• **WHAT THIS TASK INVOLVES**:
Look at the entries below and reproduce them exactly.

• **EXTRACTED DATA**:
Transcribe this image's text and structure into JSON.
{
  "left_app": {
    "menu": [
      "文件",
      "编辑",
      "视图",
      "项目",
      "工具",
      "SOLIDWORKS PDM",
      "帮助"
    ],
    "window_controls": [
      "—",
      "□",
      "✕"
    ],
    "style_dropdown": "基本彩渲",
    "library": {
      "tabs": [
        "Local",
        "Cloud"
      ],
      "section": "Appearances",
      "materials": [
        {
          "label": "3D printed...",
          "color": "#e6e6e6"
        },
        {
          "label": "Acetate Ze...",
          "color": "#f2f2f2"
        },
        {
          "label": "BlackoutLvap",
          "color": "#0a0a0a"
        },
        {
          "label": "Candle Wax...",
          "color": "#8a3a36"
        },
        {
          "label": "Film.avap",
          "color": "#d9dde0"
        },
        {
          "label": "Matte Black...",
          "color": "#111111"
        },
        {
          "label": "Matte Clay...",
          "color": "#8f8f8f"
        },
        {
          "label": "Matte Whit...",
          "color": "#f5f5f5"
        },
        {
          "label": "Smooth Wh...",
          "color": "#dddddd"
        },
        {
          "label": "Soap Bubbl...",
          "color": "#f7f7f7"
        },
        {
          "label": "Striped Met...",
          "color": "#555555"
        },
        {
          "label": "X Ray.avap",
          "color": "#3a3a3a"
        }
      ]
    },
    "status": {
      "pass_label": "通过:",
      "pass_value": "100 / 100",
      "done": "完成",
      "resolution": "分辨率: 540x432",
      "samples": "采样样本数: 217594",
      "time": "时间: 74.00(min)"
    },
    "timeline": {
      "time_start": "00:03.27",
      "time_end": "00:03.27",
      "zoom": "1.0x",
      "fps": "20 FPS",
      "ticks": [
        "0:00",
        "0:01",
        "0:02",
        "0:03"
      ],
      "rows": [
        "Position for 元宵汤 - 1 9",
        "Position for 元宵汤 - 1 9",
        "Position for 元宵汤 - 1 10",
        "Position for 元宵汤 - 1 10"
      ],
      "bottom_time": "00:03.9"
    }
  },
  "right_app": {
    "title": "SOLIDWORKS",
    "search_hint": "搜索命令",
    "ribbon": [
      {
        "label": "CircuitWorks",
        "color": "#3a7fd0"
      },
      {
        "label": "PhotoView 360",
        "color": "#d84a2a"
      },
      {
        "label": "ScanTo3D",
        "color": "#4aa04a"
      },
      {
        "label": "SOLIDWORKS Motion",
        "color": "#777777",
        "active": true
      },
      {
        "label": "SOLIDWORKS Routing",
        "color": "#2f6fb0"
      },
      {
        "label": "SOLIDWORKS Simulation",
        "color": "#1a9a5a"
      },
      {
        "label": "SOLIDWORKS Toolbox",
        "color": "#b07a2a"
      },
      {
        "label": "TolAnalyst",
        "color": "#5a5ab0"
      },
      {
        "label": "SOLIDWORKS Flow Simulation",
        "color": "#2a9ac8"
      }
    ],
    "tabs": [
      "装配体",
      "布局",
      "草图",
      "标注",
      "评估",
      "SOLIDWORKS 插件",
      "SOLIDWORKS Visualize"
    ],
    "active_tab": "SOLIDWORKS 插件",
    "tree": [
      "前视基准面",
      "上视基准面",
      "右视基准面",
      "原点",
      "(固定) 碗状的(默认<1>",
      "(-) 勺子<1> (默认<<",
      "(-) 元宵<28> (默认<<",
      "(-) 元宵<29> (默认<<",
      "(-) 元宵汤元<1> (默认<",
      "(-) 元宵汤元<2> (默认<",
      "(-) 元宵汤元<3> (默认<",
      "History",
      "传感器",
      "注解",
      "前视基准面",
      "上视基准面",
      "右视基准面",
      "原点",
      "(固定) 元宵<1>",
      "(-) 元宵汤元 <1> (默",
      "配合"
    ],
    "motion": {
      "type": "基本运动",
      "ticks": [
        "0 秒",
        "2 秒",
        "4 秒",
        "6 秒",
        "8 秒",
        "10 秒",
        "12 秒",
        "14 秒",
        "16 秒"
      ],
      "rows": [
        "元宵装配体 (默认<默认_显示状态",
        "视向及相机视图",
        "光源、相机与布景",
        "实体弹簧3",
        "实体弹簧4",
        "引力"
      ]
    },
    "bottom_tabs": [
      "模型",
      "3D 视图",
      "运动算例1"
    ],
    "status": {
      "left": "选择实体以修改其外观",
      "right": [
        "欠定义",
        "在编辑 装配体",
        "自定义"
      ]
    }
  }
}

• **SOLUTION TO THIS PROBLEM**:
Transcribe this image's text and structure into JSON.
{
  "left_app": {
    "menu": [
      "文件",
      "编辑",
      "视图",
      "项目",
      "工具",
      "SOLIDWORKS PDM",
      "帮助"
    ],
    "window_controls": [
      "—",
      "□",
      "✕"
    ],
    "style_dropdown": "基本彩渲",
    "library": {
      "tabs": [
        "Local",
        "Cloud"
      ],
      "section": "Appearances",
      "materials": [
        {
          "label": "3D printed...",
          "color": "#e6e6e6"
        },
        {
          "label": "Acetate Ze...",
          "color": "#f2f2f2"
        },
        {
          "label": "BlackoutLvap",
          "color": "#0a0a0a"
        },
        {
          "label": "Candle Wax...",
          "color": "#8a3a36"
        },
        {
          "label": "Film.avap",
          "color": "#d9dde0"
        },
        {
          "label": "Matte Black...",
          "color": "#111111"
        },
        {
          "label": "Matte Clay...",
          "color": "#8f8f8f"
        },
        {
          "label": "Matte Whit...",
          "color": "#f5f5f5"
        },
        {
          "label": "Smooth Wh...",
          "color": "#dddddd"
        },
        {
          "label": "Soap Bubbl...",
          "color": "#f7f7f7"
        },
        {
          "label": "Striped Met...",
          "color": "#555555"
        },
        {
          "label": "X Ray.avap",
          "color": "#3a3a3a"
        }
      ]
    },
    "status": {
      "pass_label": "通过:",
      "pass_value": "100 / 100",
      "done": "完成",
      "resolution": "分辨率: 540x432",
      "samples": "采样样本数: 217594",
      "time": "时间: 74.00(min)"
    },
    "timeline": {
      "time_start": "00:03.27",
      "time_end": "00:03.27",
      "zoom": "1.0x",
      "fps": "20 FPS",
      "ticks": [
        "0:00",
        "0:01",
        "0:02",
        "0:03"
      ],
      "rows": [
        "Position for 元宵汤 - 1 9",
        "Position for 元宵汤 - 1 9",
        "Position for 元宵汤 - 1 10",
        "Position for 元宵汤 - 1 10"
      ],
      "bottom_time": "00:03.9"
    }
  },
  "right_app": {
    "title": "SOLIDWORKS",
    "search_hint": "搜索命令",
    "ribbon": [
      {
        "label": "CircuitWorks",
        "color": "#3a7fd0"
      },
      {
        "label": "PhotoView 360",
        "color": "#d84a2a"
      },
      {
        "label": "ScanTo3D",
        "color": "#4aa04a"
      },
      {
        "label": "SOLIDWORKS Motion",
        "color": "#777777",
        "active": true
      },
      {
        "label": "SOLIDWORKS Routing",
        "color": "#2f6fb0"
      },
      {
        "label": "SOLIDWORKS Simulation",
        "color": "#1a9a5a"
      },
      {
        "label": "SOLIDWORKS Toolbox",
        "color": "#b07a2a"
      },
      {
        "label": "TolAnalyst",
        "color": "#5a5ab0"
      },
      {
        "label": "SOLIDWORKS Flow Simulation",
        "color": "#2a9ac8"
      }
    ],
    "tabs": [
      "装配体",
      "布局",
      "草图",
      "标注",
      "评估",
      "SOLIDWORKS 插件",
      "SOLIDWORKS Visualize"
    ],
    "active_tab": "SOLIDWORKS 插件",
    "tree": [
      "前视基准面",
      "上视基准面",
      "右视基准面",
      "原点",
      "(固定) 碗状的(默认<1>",
      "(-) 勺子<1> (默认<<",
      "(-) 元宵<28> (默认<<",
      "(-) 元宵<29> (默认<<",
      "(-) 元宵汤元<1> (默认<",
      "(-) 元宵汤元<2> (默认<",
      "(-) 元宵汤元<3> (默认<",
      "History",
      "传感器",
      "注解",
      "前视基准面",
      "上视基准面",
      "右视基准面",
      "原点",
      "(固定) 元宵<1>",
      "(-) 元宵汤元 <1> (默",
      "配合"
    ],
    "motion": {
      "type": "基本运动",
      "ticks": [
        "0 秒",
        "2 秒",
        "4 秒",
        "6 秒",
        "8 秒",
        "10 秒",
        "12 秒",
        "14 秒",
        "16 秒"
      ],
      "rows": [
        "元宵装配体 (默认<默认_显示状态",
        "视向及相机视图",
        "光源、相机与布景",
        "实体弹簧3",
        "实体弹簧4",
        "引力"
      ]
    },
    "bottom_tabs": [
      "模型",
      "3D 视图",
      "运动算例1"
    ],
    "status": {
      "left": "选择实体以修改其外观",
      "right": [
        "欠定义",
        "在编辑 装配体",
        "自定义"
      ]
    }
  }
}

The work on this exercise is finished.